___ DATASET CONTENT
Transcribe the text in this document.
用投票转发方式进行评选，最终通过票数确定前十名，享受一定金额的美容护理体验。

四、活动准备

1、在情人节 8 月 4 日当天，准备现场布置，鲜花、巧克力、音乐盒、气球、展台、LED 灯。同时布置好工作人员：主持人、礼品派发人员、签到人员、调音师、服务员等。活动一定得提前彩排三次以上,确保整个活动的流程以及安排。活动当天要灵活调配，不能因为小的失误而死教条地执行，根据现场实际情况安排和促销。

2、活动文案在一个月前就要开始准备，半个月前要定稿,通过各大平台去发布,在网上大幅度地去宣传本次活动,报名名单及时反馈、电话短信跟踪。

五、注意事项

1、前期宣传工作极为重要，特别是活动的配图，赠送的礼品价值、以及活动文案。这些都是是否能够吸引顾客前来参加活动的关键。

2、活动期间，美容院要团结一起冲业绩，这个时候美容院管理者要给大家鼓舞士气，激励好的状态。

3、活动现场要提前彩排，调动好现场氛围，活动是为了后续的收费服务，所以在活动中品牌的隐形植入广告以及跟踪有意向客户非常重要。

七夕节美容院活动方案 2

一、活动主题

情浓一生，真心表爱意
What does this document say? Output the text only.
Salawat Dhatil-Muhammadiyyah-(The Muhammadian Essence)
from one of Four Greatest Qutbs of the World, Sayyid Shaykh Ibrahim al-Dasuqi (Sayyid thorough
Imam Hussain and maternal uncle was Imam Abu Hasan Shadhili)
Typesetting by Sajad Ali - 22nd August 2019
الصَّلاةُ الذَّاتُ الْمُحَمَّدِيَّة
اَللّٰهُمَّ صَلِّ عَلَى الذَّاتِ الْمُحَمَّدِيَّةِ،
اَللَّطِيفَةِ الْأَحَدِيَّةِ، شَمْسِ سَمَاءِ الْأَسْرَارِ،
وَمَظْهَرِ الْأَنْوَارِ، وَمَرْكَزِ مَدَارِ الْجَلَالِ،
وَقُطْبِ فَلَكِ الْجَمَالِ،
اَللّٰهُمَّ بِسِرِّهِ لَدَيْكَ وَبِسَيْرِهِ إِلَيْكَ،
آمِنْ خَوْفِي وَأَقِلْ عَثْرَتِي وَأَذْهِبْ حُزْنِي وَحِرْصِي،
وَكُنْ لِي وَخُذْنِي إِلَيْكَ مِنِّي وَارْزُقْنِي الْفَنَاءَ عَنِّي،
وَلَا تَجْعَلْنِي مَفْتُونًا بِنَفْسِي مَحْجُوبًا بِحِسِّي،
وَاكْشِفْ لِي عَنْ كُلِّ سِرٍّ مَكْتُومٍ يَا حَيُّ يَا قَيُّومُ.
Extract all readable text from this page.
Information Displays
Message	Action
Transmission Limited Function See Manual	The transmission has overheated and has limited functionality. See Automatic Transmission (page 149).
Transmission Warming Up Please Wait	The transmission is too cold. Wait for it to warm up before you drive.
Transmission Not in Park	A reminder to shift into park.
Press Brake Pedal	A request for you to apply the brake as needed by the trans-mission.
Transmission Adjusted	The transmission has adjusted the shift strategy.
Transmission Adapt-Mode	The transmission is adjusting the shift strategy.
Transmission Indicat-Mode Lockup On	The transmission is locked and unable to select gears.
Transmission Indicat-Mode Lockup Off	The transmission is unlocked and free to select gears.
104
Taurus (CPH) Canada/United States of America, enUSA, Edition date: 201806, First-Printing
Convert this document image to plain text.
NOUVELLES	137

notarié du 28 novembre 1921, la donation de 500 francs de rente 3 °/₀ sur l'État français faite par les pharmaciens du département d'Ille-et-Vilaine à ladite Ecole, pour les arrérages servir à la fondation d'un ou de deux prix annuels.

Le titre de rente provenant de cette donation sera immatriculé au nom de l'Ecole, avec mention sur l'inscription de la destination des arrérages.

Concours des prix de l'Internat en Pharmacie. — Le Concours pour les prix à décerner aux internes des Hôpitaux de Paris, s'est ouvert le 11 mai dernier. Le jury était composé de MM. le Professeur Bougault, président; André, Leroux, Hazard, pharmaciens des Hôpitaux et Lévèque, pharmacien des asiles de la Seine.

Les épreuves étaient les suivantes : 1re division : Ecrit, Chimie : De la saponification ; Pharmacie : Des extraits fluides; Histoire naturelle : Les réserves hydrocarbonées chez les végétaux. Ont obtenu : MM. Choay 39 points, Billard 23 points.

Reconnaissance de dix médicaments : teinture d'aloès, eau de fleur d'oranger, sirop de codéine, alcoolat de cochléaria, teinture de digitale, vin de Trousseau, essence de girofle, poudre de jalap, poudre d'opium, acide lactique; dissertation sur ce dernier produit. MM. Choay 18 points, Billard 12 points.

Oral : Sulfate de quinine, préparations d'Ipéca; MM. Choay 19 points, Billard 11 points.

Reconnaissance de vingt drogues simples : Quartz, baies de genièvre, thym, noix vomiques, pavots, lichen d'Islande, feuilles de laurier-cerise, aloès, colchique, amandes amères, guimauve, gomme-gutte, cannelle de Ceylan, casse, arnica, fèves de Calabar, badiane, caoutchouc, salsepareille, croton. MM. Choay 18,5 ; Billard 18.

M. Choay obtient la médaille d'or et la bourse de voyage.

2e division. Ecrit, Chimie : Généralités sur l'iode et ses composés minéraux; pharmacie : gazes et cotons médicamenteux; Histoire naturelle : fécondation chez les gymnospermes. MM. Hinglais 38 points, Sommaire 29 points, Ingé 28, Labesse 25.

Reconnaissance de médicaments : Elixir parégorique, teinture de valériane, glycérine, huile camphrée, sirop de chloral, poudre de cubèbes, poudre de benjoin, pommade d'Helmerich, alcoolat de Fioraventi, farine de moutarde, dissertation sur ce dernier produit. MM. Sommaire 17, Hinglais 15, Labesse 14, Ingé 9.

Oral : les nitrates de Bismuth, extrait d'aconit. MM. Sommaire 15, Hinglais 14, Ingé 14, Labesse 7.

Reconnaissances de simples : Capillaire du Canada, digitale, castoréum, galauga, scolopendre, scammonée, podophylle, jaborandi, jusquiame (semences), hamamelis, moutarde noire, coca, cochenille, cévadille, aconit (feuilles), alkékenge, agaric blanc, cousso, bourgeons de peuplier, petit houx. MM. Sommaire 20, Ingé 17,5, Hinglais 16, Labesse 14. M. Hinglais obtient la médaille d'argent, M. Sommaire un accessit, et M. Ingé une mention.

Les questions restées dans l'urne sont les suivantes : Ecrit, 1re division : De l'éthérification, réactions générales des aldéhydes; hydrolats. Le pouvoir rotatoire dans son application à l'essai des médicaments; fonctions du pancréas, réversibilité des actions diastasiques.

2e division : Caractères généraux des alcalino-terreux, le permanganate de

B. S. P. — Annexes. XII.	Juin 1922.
______
PROBLEM DETAILS =
Using the listing above, gather each line that holds the string "naturelle" and copy it.

SOLUTION FOR THIS PROBLEM =
Les épreuves étaient les suivantes : 1re division : Ecrit, Chimie : De la saponification ; Pharmacie : Des extraits fluides; Histoire naturelle : Les réserves hydrocarbonées chez les végétaux. Ont obtenu : MM. Choay 39 points, Billard 23 points.
2e division. Ecrit, Chimie : Généralités sur l'iode et ses composés minéraux; pharmacie : gazes et cotons médicamenteux; Histoire naturelle : fécondation chez les gymnospermes. MM. Hinglais 38 points, Sommaire 29 points, Ingé 28, Labesse 25.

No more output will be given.